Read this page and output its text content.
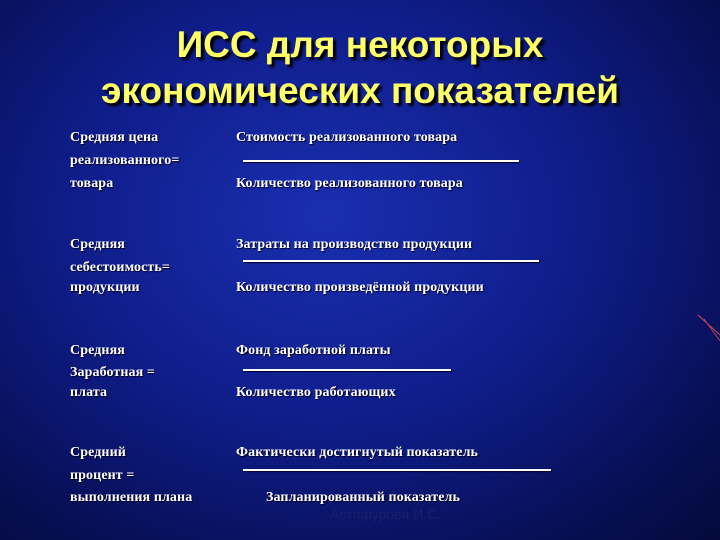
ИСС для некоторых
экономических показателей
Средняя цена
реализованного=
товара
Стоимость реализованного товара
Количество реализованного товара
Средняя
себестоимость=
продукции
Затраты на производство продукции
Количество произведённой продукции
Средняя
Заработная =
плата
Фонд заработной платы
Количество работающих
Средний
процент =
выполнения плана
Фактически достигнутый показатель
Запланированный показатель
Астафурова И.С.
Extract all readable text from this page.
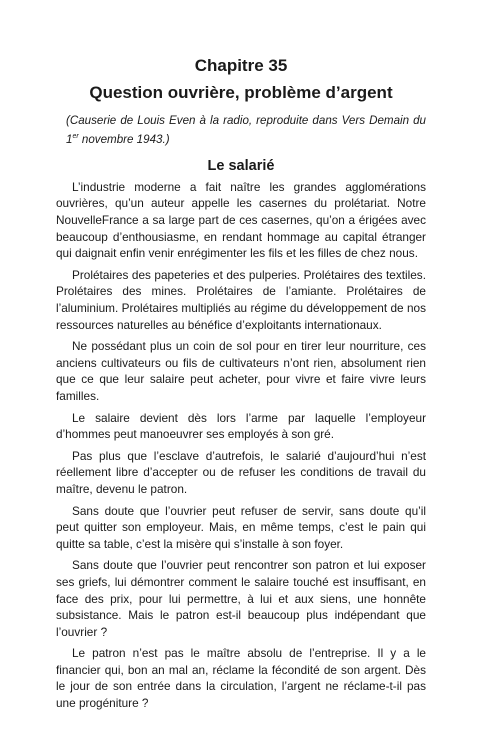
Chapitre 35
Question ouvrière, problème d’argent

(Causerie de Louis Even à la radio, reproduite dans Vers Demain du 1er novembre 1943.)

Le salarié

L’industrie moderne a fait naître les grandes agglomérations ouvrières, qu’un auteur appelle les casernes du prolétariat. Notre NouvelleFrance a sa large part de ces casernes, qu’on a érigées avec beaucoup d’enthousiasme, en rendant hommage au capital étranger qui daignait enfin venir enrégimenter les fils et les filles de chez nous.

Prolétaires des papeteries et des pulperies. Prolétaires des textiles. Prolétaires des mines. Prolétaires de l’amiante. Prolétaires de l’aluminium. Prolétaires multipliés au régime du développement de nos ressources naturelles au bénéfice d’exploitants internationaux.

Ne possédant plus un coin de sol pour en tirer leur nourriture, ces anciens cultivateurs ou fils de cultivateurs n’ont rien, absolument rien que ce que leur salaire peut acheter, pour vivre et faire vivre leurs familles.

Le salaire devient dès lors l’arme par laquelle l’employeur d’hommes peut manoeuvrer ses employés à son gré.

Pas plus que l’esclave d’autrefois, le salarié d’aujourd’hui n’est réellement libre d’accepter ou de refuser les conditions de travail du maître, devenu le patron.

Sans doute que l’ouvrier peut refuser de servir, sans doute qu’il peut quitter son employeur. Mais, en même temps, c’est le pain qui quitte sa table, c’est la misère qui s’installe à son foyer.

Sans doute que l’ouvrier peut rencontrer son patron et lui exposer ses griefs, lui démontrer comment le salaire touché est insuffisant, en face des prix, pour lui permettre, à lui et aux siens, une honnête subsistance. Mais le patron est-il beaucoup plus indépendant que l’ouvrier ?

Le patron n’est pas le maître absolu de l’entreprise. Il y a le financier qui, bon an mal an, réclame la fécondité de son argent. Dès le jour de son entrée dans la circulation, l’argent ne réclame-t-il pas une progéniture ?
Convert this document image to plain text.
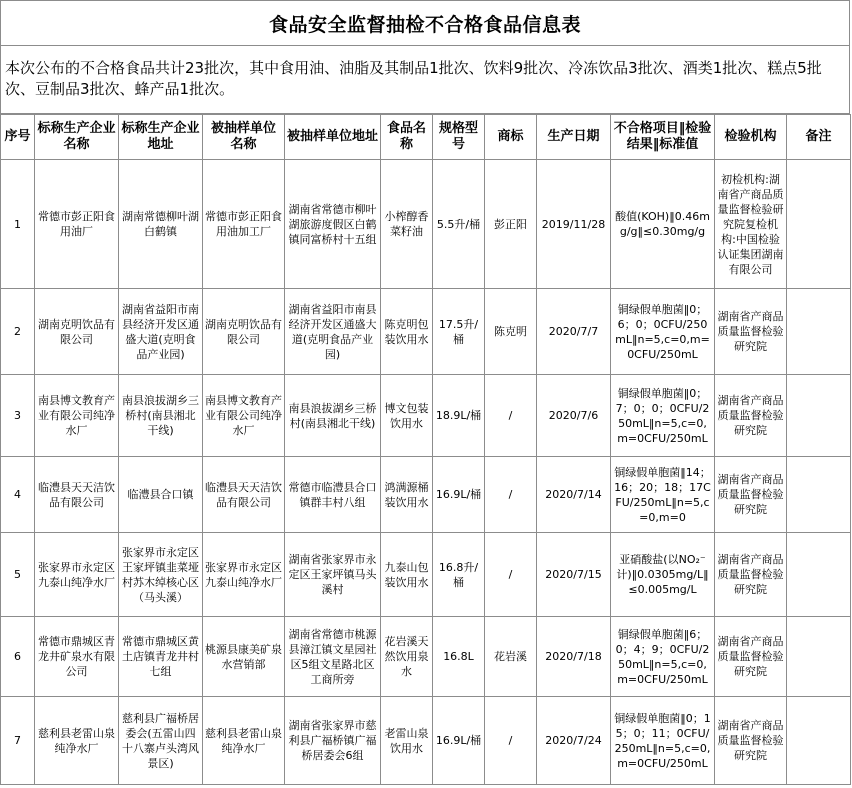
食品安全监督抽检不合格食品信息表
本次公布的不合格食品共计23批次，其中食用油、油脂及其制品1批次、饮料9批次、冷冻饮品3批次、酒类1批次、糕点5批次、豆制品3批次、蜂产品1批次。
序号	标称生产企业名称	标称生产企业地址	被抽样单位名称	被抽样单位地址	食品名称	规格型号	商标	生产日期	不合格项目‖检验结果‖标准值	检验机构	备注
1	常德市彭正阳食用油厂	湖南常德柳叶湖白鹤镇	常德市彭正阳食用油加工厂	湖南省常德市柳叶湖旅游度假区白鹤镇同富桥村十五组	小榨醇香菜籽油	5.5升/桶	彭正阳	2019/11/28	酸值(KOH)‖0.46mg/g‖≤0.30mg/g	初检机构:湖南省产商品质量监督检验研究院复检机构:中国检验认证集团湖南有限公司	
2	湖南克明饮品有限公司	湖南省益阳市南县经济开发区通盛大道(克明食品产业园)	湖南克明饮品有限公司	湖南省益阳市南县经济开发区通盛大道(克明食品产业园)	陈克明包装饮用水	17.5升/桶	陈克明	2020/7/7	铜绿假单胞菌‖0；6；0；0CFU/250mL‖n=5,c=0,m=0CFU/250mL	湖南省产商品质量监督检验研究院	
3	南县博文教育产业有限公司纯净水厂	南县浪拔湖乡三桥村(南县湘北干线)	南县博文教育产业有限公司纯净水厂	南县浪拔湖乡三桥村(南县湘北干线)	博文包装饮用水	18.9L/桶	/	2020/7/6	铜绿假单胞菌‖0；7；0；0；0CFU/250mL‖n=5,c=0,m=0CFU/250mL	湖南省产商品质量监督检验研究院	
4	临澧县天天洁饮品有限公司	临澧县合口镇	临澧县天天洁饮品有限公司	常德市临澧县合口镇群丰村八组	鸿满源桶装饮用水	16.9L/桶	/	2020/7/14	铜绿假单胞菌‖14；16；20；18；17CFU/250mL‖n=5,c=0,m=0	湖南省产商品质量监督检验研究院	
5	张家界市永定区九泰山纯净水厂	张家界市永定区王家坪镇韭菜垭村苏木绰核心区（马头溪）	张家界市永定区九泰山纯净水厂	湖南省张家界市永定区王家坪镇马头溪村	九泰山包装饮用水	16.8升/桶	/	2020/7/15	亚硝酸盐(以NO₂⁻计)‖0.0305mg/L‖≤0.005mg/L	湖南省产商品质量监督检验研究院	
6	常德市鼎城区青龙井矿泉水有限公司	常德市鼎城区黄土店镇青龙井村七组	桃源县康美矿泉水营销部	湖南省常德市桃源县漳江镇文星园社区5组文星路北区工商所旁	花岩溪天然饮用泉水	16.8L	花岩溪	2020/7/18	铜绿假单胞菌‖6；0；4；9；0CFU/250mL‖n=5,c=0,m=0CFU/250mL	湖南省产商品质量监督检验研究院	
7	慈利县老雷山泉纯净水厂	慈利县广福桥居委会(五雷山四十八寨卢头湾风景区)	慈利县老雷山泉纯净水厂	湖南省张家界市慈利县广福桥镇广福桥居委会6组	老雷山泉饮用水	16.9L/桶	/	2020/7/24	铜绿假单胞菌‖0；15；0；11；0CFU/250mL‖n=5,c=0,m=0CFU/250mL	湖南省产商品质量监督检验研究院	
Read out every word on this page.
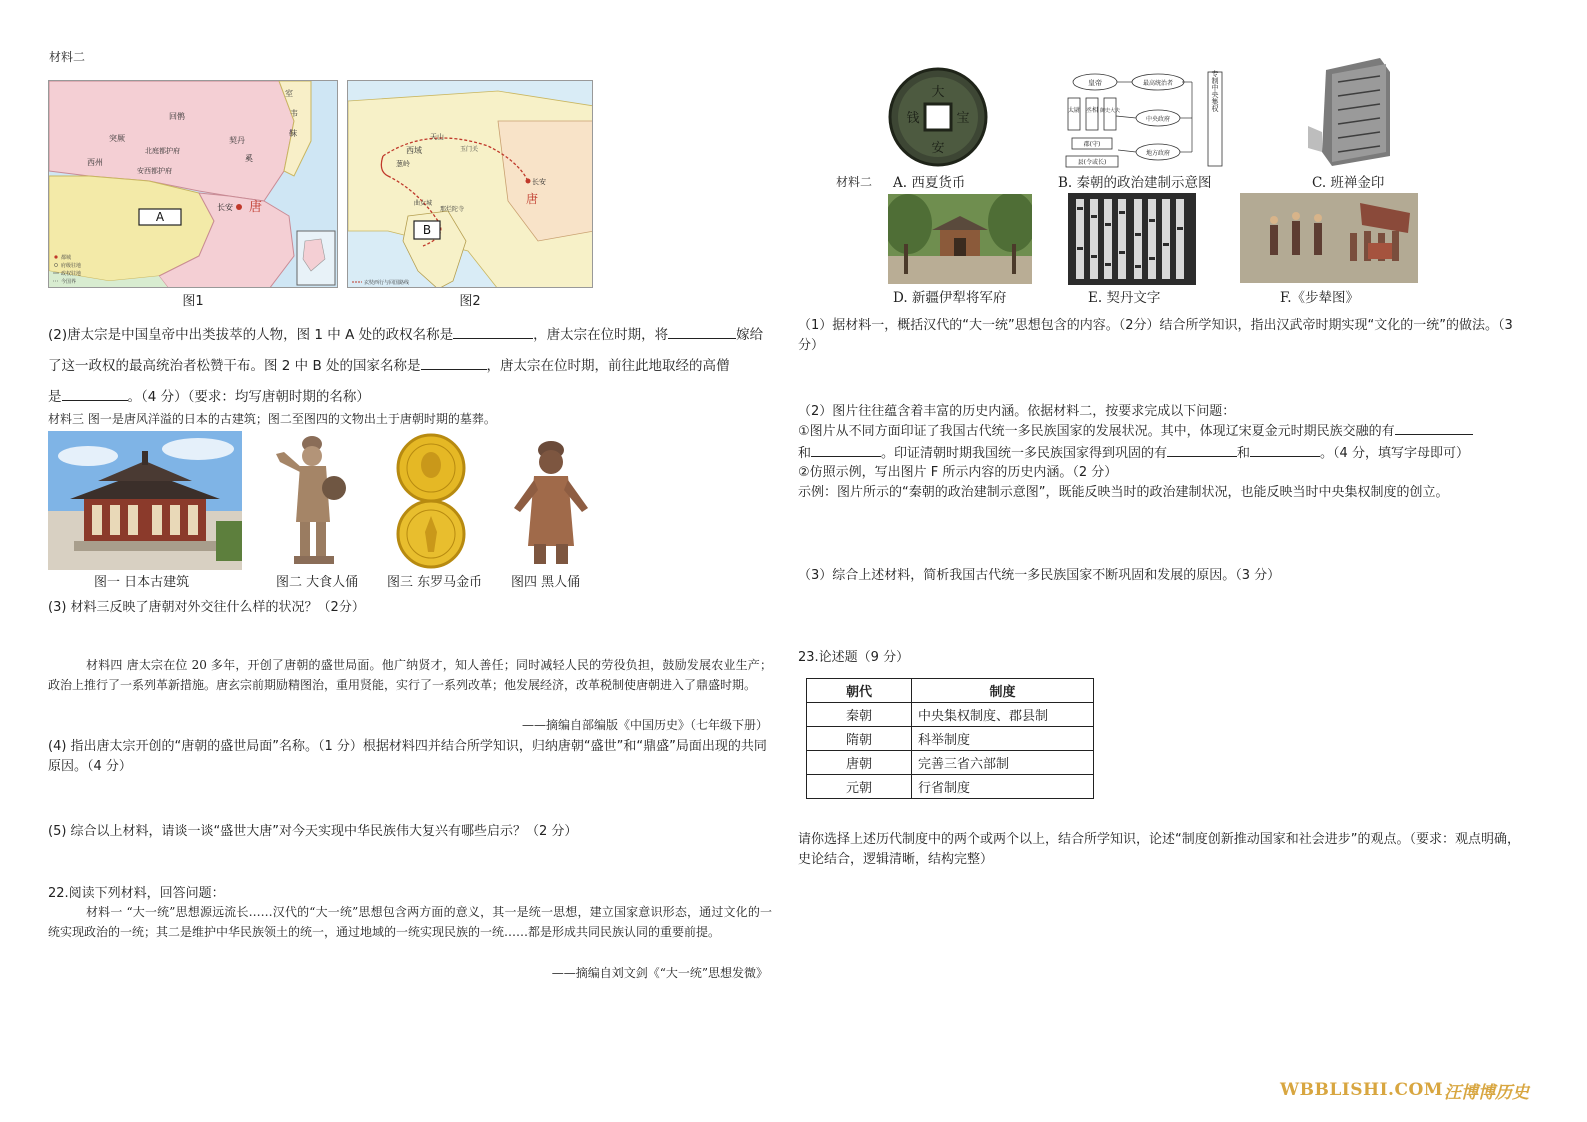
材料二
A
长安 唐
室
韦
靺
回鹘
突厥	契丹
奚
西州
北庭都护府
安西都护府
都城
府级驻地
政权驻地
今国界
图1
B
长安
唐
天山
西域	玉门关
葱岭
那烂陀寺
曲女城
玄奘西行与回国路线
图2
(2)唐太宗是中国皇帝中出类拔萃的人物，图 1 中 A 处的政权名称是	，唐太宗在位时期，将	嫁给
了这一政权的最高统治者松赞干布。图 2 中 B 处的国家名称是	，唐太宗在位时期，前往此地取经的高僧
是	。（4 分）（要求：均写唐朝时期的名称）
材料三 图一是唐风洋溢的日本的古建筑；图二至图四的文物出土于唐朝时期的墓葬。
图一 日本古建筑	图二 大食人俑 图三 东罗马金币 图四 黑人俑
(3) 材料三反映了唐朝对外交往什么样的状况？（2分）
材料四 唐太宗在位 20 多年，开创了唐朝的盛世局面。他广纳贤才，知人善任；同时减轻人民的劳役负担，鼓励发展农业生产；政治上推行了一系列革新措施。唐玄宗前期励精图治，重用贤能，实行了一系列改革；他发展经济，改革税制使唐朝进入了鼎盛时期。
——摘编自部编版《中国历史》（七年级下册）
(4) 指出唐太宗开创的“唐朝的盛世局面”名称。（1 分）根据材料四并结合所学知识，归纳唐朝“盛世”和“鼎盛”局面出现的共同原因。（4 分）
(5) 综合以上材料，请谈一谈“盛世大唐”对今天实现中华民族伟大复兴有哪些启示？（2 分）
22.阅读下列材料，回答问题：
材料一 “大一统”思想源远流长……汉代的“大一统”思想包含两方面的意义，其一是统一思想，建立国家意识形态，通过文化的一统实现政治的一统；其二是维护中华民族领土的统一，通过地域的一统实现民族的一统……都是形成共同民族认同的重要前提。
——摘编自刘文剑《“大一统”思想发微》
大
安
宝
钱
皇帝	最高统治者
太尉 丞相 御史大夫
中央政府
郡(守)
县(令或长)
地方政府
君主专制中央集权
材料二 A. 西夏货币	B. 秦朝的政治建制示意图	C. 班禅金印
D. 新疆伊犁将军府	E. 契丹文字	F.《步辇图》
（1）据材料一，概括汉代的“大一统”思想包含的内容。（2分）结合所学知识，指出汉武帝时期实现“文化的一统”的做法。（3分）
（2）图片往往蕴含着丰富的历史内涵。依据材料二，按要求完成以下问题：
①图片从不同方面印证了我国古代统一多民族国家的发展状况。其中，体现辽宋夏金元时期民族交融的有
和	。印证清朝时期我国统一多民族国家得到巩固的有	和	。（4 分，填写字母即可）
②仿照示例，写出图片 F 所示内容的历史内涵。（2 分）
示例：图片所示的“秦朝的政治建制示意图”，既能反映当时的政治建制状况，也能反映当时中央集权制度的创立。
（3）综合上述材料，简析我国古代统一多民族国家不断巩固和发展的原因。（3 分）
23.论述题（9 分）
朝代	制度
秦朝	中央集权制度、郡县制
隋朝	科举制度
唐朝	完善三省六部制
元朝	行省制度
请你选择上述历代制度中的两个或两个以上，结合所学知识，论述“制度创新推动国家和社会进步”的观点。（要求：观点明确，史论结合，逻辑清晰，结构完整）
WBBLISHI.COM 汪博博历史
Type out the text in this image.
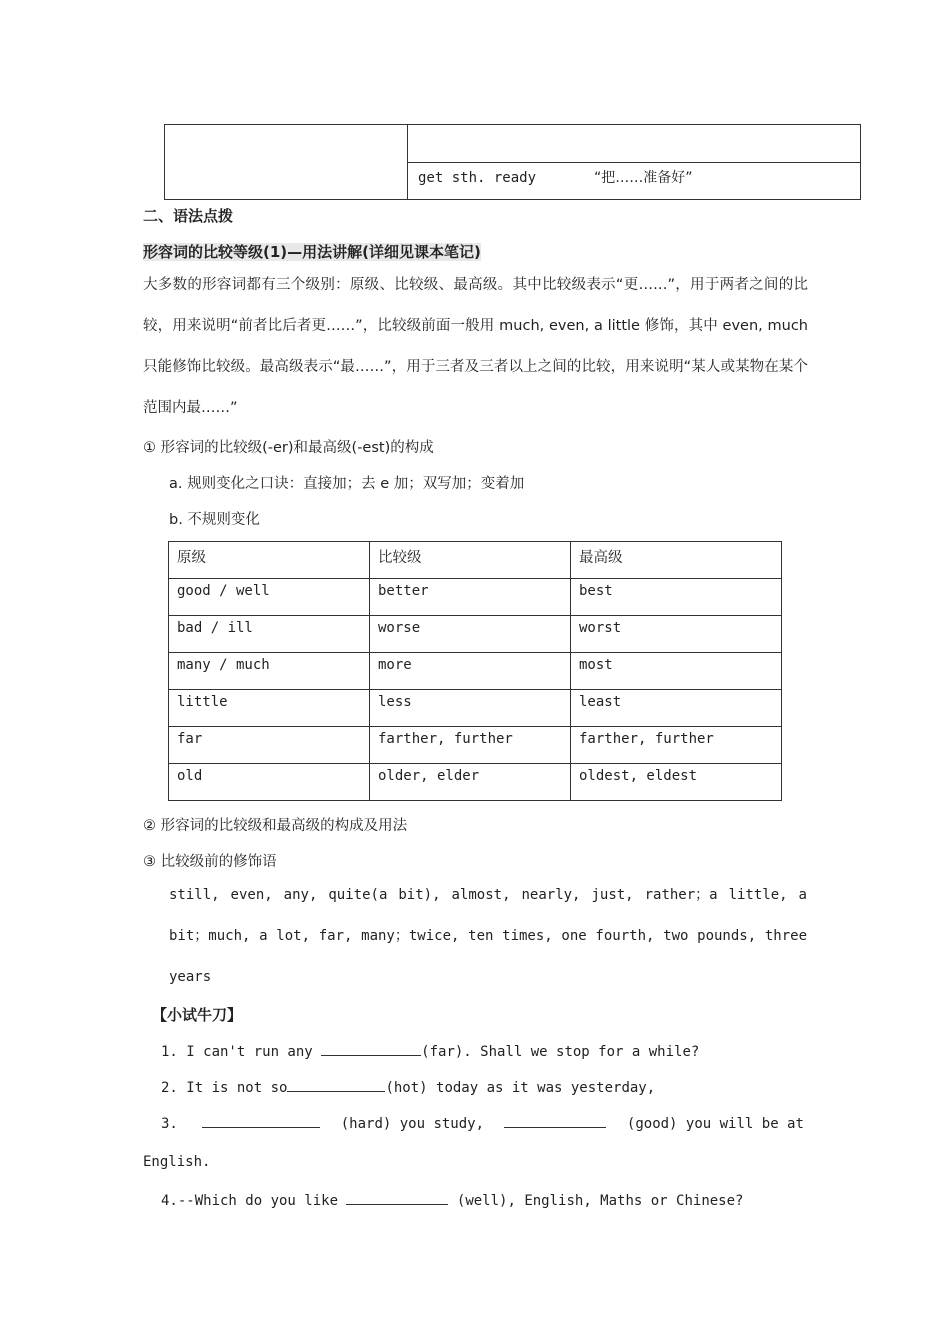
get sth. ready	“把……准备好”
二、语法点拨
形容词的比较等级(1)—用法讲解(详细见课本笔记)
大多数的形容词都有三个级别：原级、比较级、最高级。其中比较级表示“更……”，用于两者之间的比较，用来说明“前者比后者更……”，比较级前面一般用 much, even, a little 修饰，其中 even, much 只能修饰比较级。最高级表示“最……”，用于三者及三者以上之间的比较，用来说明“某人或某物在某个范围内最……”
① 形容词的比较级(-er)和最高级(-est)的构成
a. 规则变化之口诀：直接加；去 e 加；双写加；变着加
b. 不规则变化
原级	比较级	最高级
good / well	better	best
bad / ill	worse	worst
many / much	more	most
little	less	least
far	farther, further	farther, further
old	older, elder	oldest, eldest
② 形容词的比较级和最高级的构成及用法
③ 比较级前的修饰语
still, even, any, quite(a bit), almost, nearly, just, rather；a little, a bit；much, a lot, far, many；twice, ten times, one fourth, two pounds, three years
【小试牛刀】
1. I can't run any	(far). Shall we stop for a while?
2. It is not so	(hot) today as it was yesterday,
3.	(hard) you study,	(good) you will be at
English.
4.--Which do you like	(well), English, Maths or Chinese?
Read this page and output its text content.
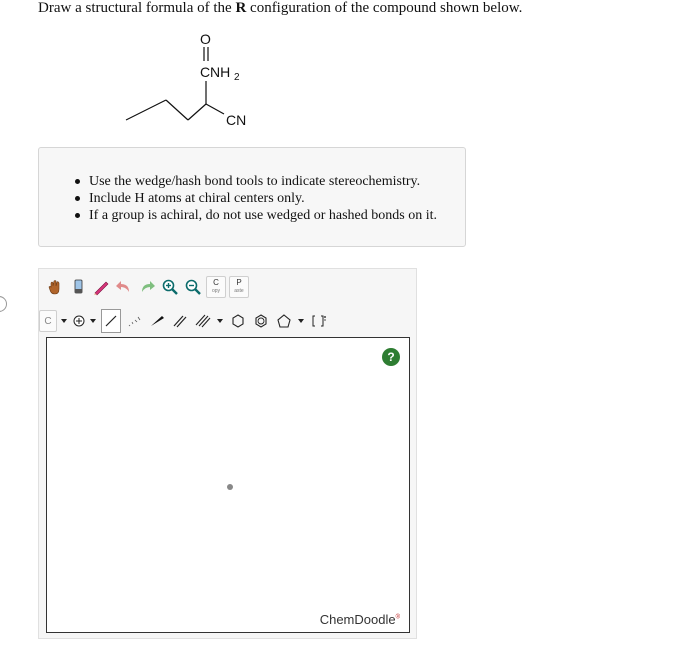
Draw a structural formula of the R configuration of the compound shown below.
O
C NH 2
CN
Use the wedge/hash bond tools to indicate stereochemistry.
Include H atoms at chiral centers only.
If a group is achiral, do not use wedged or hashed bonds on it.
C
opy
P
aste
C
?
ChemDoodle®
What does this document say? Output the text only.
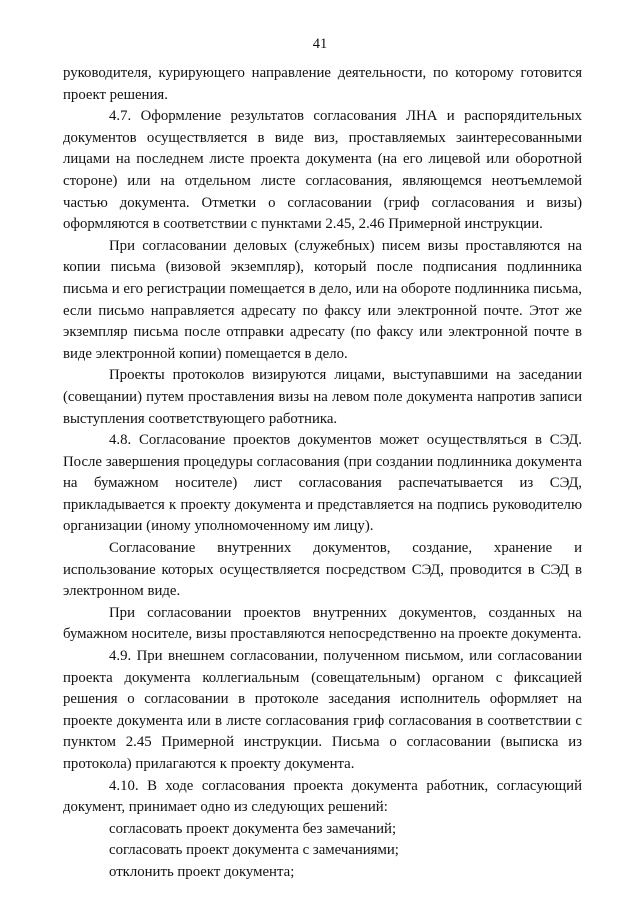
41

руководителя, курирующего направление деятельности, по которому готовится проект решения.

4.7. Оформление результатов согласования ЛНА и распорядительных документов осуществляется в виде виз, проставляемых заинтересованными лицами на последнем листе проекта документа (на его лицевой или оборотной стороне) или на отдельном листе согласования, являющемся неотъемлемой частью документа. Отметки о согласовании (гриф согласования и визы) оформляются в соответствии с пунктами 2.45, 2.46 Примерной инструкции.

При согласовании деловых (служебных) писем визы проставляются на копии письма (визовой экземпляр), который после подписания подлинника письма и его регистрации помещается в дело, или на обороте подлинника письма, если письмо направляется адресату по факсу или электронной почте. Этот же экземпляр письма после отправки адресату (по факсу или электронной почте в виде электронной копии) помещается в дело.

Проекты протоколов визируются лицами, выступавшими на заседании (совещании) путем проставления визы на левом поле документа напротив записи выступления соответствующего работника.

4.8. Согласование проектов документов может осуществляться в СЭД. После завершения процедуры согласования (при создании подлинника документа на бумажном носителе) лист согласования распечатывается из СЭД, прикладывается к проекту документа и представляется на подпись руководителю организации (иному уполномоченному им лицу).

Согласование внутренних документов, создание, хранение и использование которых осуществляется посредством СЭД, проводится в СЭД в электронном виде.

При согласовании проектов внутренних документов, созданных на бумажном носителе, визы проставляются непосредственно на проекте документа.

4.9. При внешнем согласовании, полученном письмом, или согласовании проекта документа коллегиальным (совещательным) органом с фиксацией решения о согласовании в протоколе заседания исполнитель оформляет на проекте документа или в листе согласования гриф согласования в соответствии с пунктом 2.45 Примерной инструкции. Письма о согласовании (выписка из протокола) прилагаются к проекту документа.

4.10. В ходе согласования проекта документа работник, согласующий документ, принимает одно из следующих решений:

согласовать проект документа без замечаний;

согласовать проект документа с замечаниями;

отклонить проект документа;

*WHAT YOU ARE ASKED TO DO*. Reproduce each line of the material containing the word "подлинника".

*SOLUTION TO THE EXERCISE*.
При согласовании деловых (служебных) писем визы проставляются на копии письма (визовой экземпляр), который после подписания подлинника письма и его регистрации помещается в дело, или на обороте подлинника письма, если письмо направляется адресату по факсу или электронной почте. Этот же экземпляр письма после отправки адресату (по факсу или электронной почте в виде электронной копии) помещается в дело.
4.8. Согласование проектов документов может осуществляться в СЭД. После завершения процедуры согласования (при создании подлинника документа на бумажном носителе) лист согласования распечатывается из СЭД, прикладывается к проекту документа и представляется на подпись руководителю организации (иному уполномоченному им лицу).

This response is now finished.